[START OF Information shown]

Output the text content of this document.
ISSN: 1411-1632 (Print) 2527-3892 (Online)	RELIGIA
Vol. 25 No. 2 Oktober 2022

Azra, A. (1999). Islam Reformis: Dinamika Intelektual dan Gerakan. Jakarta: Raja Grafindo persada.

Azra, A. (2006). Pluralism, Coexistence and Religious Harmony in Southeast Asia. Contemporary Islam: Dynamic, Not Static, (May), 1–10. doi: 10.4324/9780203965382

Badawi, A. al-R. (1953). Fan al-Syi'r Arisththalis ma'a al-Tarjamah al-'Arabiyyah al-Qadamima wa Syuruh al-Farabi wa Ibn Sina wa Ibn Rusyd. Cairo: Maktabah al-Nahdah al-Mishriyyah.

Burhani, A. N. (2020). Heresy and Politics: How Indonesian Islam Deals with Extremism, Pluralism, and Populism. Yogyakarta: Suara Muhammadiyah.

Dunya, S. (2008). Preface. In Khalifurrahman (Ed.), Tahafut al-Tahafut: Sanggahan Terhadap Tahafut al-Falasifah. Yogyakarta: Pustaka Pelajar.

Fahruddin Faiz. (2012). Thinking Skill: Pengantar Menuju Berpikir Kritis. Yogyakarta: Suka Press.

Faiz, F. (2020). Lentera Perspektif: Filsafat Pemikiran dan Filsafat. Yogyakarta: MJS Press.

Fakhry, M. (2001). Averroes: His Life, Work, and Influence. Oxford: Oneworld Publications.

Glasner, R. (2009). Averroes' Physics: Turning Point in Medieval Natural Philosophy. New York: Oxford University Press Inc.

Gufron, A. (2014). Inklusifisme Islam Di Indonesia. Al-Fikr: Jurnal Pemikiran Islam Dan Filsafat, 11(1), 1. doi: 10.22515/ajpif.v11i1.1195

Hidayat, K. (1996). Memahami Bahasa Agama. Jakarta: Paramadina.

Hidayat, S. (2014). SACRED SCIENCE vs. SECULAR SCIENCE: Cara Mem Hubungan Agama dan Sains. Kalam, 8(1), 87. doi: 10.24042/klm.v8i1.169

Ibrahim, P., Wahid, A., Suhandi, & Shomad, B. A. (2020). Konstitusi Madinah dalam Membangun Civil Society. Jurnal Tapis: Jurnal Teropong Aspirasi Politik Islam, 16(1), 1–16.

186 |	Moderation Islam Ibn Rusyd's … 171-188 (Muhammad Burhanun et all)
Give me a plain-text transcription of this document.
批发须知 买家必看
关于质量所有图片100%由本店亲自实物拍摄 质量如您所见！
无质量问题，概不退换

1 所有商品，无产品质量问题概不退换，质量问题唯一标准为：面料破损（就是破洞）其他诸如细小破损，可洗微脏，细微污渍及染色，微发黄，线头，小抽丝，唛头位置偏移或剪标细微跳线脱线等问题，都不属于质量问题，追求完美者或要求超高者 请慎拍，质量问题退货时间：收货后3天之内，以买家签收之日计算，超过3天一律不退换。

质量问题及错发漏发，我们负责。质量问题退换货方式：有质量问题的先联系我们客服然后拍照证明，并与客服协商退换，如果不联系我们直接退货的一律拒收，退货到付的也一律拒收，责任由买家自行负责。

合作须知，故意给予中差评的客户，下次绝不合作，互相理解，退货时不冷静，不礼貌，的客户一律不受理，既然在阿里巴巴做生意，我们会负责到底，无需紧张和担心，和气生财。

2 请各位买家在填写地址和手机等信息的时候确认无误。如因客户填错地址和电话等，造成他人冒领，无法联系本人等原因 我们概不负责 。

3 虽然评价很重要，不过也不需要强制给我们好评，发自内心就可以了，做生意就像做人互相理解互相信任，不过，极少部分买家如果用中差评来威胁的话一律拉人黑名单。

[END OF Information shown]

> [Exercise details] Please reproduce each record precisely as written.

> [In response]
Output the text content of this document.
ISSN: 1411-1632 (Print) 2527-3892 (Online)	RELIGIA
Vol. 25 No. 2 Oktober 2022

Azra, A. (1999). Islam Reformis: Dinamika Intelektual dan Gerakan. Jakarta: Raja Grafindo persada.

Azra, A. (2006). Pluralism, Coexistence and Religious Harmony in Southeast Asia. Contemporary Islam: Dynamic, Not Static, (May), 1–10. doi: 10.4324/9780203965382

Badawi, A. al-R. (1953). Fan al-Syi'r Arisththalis ma'a al-Tarjamah al-'Arabiyyah al-Qadamima wa Syuruh al-Farabi wa Ibn Sina wa Ibn Rusyd. Cairo: Maktabah al-Nahdah al-Mishriyyah.

Burhani, A. N. (2020). Heresy and Politics: How Indonesian Islam Deals with Extremism, Pluralism, and Populism. Yogyakarta: Suara Muhammadiyah.

Dunya, S. (2008). Preface. In Khalifurrahman (Ed.), Tahafut al-Tahafut: Sanggahan Terhadap Tahafut al-Falasifah. Yogyakarta: Pustaka Pelajar.

Fahruddin Faiz. (2012). Thinking Skill: Pengantar Menuju Berpikir Kritis. Yogyakarta: Suka Press.

Faiz, F. (2020). Lentera Perspektif: Filsafat Pemikiran dan Filsafat. Yogyakarta: MJS Press.

Fakhry, M. (2001). Averroes: His Life, Work, and Influence. Oxford: Oneworld Publications.

Glasner, R. (2009). Averroes' Physics: Turning Point in Medieval Natural Philosophy. New York: Oxford University Press Inc.

Gufron, A. (2014). Inklusifisme Islam Di Indonesia. Al-Fikr: Jurnal Pemikiran Islam Dan Filsafat, 11(1), 1. doi: 10.22515/ajpif.v11i1.1195

Hidayat, K. (1996). Memahami Bahasa Agama. Jakarta: Paramadina.

Hidayat, S. (2014). SACRED SCIENCE vs. SECULAR SCIENCE: Cara Mem Hubungan Agama dan Sains. Kalam, 8(1), 87. doi: 10.24042/klm.v8i1.169

Ibrahim, P., Wahid, A., Suhandi, & Shomad, B. A. (2020). Konstitusi Madinah dalam Membangun Civil Society. Jurnal Tapis: Jurnal Teropong Aspirasi Politik Islam, 16(1), 1–16.

186 |	Moderation Islam Ibn Rusyd's … 171-188 (Muhammad Burhanun et all)
Give me a plain-text transcription of this document.
批发须知 买家必看
关于质量所有图片100%由本店亲自实物拍摄 质量如您所见！
无质量问题，概不退换

1 所有商品，无产品质量问题概不退换，质量问题唯一标准为：面料破损（就是破洞）其他诸如细小破损，可洗微脏，细微污渍及染色，微发黄，线头，小抽丝，唛头位置偏移或剪标细微跳线脱线等问题，都不属于质量问题，追求完美者或要求超高者 请慎拍，质量问题退货时间：收货后3天之内，以买家签收之日计算，超过3天一律不退换。

质量问题及错发漏发，我们负责。质量问题退换货方式：有质量问题的先联系我们客服然后拍照证明，并与客服协商退换，如果不联系我们直接退货的一律拒收，退货到付的也一律拒收，责任由买家自行负责。

合作须知，故意给予中差评的客户，下次绝不合作，互相理解，退货时不冷静，不礼貌，的客户一律不受理，既然在阿里巴巴做生意，我们会负责到底，无需紧张和担心，和气生财。

2 请各位买家在填写地址和手机等信息的时候确认无误。如因客户填错地址和电话等，造成他人冒领，无法联系本人等原因 我们概不负责 。

3 虽然评价很重要，不过也不需要强制给我们好评，发自内心就可以了，做生意就像做人互相理解互相信任，不过，极少部分买家如果用中差评来威胁的话一律拉人黑名单。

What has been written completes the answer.